───── PROVIDED RECORDS

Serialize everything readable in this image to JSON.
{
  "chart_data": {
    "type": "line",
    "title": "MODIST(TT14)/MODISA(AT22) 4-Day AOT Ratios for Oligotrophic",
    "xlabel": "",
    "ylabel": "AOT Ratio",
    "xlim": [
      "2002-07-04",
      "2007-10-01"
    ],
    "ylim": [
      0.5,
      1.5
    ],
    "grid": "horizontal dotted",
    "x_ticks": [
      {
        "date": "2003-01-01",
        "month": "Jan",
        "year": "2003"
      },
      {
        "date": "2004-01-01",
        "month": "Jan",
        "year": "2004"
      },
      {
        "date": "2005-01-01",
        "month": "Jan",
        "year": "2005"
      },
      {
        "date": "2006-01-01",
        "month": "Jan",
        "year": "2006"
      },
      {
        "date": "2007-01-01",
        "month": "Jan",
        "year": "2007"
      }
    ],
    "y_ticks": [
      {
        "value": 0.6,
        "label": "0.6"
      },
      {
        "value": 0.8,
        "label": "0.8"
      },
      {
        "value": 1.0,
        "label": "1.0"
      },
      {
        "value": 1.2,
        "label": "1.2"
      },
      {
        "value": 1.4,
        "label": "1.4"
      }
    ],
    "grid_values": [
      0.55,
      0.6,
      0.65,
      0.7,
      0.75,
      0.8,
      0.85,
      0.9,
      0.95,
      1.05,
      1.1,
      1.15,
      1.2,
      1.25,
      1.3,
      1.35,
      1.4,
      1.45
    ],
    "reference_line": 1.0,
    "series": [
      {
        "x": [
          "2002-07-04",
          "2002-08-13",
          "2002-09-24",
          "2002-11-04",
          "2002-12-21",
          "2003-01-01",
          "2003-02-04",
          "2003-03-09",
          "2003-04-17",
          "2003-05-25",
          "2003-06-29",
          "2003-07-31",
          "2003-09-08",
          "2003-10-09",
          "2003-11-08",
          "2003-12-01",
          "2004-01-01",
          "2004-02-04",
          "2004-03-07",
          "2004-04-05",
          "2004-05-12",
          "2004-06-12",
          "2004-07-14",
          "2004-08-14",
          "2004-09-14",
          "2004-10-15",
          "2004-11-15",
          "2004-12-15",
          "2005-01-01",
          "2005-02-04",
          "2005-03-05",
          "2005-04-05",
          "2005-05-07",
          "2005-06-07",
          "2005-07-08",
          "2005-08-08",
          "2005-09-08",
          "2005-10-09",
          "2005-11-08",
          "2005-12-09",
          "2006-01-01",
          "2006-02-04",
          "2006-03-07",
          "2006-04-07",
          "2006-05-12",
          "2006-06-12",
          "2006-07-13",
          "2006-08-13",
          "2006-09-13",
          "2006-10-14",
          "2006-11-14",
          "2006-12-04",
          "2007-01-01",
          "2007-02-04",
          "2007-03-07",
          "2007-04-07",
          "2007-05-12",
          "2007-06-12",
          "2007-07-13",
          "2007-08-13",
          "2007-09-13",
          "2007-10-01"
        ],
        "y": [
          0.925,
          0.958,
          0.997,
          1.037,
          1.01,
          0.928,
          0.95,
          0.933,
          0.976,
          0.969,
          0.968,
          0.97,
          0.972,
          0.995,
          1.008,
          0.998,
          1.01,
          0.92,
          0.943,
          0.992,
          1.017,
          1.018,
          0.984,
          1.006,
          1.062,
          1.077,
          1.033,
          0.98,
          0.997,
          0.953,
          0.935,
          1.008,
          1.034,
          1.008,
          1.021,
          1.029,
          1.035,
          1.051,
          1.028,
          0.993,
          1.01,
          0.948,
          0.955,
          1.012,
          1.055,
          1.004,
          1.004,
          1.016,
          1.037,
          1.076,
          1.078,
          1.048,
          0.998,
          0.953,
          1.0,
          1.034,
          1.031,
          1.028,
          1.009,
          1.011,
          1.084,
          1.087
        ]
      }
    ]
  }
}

──────────

EXERCISE REQUIREMENTS
Using the entries above, return each line that includes the word "date".

FINISHED ANSWER
        "date": "2003-01-01",
        "date": "2004-01-01",
        "date": "2005-01-01",
        "date": "2006-01-01",
        "date": "2007-01-01",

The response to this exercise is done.